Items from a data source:

☆ ☆ ☆

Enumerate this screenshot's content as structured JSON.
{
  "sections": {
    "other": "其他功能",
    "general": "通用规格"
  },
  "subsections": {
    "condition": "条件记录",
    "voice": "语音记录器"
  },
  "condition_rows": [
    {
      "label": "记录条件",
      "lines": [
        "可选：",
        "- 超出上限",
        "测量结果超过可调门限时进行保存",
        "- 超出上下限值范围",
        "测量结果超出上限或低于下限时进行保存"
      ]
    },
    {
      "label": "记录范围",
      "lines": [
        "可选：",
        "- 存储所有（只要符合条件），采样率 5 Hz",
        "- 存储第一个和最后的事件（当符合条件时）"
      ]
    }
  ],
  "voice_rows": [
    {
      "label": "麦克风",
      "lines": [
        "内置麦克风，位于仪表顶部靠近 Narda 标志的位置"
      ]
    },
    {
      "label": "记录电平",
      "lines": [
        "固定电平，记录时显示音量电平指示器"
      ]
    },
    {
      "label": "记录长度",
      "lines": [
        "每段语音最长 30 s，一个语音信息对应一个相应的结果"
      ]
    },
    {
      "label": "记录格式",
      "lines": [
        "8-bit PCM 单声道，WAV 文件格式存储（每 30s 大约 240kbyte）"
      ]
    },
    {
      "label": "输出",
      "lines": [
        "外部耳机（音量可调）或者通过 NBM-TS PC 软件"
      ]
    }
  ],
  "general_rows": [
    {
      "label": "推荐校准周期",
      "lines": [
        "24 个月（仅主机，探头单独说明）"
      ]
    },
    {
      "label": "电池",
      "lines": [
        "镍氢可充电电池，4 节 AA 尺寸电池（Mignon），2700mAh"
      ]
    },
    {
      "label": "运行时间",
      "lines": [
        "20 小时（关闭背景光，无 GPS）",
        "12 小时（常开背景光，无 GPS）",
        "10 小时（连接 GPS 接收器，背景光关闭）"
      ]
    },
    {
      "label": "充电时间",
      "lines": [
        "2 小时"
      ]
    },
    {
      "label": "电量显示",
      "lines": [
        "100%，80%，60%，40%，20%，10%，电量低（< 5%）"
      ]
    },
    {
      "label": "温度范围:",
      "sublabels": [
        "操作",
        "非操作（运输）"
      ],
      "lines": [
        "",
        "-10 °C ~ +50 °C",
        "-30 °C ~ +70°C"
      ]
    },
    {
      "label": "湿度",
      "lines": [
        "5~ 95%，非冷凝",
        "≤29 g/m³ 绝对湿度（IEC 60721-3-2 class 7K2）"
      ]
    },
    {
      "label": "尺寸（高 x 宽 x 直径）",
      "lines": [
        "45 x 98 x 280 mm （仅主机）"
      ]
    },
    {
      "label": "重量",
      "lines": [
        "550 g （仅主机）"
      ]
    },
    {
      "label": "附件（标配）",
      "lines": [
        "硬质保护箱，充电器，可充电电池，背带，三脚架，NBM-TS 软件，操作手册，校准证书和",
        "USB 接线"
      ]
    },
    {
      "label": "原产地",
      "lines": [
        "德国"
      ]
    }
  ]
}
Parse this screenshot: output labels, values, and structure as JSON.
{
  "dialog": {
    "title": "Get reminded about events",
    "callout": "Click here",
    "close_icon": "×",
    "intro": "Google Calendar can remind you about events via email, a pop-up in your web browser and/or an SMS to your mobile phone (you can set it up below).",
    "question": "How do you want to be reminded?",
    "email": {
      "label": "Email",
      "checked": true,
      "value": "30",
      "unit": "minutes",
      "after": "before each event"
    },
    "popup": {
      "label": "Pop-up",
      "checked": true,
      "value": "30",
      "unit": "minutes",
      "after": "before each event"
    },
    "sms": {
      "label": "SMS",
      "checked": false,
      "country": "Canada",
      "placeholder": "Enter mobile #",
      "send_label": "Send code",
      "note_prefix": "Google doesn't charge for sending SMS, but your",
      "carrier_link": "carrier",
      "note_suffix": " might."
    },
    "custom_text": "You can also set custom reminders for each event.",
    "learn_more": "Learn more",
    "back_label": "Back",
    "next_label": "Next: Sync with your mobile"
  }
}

☆ ☆ ☆

Problem details: The answer is a single number, the count of lines in the records that contain the string "JSON".

Result of this task: 2